* [Stated problem] In the entries that follow, how many lines hold the string "Canada"? Give only that number.

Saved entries
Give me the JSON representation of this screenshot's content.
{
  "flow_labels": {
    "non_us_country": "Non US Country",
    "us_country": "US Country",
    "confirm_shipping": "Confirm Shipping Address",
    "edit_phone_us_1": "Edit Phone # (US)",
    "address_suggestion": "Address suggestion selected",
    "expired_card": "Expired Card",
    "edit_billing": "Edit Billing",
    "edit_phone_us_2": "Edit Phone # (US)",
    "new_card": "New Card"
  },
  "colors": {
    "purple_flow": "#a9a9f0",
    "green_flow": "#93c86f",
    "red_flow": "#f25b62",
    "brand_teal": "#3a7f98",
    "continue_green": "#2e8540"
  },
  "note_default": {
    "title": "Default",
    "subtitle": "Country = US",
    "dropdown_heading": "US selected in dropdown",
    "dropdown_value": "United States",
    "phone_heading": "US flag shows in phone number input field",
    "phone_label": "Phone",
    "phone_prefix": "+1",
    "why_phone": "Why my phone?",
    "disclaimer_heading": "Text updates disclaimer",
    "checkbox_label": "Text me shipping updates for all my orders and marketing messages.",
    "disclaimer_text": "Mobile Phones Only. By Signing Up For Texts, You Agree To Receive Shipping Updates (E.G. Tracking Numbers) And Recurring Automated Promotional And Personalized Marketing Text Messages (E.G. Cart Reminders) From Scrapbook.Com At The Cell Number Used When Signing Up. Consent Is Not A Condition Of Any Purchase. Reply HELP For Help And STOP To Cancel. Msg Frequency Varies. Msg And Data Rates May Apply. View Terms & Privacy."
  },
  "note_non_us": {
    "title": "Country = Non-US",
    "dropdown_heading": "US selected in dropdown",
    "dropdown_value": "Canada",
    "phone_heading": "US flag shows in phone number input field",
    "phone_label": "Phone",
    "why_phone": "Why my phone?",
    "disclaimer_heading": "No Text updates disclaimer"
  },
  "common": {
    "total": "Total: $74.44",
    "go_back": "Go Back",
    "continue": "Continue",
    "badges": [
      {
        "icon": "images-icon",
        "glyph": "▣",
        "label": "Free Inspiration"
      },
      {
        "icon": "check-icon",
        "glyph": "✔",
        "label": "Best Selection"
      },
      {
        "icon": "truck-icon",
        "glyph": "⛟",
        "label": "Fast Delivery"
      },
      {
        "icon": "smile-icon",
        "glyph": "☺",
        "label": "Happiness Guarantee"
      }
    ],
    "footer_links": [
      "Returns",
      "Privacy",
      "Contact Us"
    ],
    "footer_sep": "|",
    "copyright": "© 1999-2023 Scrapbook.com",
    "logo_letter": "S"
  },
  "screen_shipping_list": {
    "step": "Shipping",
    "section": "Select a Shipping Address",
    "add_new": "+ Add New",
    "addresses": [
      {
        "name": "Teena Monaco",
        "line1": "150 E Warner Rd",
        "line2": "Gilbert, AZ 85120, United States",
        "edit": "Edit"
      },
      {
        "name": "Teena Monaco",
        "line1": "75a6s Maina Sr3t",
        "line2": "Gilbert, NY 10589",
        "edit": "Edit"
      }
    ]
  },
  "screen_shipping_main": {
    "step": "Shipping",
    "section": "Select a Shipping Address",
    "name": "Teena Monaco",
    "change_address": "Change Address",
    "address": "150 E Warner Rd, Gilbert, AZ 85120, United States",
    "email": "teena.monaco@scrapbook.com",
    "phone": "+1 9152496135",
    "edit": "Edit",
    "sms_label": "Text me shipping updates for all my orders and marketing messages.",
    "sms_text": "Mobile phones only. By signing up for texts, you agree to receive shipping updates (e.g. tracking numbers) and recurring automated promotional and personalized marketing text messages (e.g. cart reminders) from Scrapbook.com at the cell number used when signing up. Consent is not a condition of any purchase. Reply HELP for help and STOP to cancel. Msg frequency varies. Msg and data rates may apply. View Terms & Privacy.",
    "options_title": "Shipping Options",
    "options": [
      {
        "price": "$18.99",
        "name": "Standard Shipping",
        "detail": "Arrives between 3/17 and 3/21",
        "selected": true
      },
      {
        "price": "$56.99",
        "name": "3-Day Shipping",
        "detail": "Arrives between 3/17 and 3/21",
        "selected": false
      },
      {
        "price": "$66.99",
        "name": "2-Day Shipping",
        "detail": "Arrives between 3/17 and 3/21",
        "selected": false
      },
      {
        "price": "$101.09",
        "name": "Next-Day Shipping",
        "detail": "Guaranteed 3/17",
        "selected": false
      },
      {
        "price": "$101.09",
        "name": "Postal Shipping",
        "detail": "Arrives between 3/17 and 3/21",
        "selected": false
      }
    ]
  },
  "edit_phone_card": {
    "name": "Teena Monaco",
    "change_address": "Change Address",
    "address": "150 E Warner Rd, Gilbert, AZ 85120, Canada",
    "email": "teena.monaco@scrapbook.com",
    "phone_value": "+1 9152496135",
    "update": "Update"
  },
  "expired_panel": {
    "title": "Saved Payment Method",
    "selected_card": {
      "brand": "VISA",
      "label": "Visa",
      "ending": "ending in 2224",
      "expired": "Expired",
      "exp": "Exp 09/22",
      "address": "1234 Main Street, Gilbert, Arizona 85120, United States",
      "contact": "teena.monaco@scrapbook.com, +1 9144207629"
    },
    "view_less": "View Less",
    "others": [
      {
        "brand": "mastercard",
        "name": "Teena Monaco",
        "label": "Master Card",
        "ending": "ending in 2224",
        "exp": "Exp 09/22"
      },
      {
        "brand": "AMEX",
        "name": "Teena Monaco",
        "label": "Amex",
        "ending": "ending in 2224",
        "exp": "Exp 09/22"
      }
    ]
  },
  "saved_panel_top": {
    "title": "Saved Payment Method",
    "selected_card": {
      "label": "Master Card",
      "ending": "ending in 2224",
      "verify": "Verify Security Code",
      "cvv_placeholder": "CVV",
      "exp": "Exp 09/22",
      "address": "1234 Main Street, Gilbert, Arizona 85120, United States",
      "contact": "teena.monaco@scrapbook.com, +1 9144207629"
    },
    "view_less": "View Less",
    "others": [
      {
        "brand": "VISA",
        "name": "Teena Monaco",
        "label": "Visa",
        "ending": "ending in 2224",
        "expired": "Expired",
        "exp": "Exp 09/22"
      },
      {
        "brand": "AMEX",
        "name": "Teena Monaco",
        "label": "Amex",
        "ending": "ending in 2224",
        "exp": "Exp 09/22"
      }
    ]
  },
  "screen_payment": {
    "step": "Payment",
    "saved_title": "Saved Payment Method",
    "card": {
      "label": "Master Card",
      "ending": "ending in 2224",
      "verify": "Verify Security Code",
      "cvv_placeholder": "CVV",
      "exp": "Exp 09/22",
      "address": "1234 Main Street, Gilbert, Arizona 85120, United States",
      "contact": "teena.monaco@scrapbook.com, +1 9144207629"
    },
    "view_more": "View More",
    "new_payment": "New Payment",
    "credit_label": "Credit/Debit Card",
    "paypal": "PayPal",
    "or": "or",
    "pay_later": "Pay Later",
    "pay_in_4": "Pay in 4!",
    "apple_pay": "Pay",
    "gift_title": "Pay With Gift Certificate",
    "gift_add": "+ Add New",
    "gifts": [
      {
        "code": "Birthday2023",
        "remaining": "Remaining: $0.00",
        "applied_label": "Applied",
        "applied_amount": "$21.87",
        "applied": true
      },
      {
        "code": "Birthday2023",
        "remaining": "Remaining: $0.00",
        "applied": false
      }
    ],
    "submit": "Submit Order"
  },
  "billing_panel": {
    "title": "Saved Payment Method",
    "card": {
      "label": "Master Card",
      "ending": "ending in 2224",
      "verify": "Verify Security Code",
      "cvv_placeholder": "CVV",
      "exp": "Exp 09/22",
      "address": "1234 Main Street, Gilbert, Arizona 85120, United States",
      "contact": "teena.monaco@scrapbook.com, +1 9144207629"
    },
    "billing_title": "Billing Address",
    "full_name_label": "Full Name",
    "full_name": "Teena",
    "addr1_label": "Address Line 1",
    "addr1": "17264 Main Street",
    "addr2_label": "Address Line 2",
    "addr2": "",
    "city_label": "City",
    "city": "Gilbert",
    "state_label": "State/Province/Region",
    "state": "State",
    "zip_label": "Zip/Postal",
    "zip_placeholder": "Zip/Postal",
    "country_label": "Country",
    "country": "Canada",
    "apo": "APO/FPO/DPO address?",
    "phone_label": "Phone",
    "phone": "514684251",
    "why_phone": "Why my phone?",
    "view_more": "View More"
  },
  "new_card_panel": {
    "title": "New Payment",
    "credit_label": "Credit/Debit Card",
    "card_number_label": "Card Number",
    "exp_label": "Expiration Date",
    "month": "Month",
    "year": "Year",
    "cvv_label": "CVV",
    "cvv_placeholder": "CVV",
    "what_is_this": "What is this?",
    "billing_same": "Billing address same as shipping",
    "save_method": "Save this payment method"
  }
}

* [Task output] 3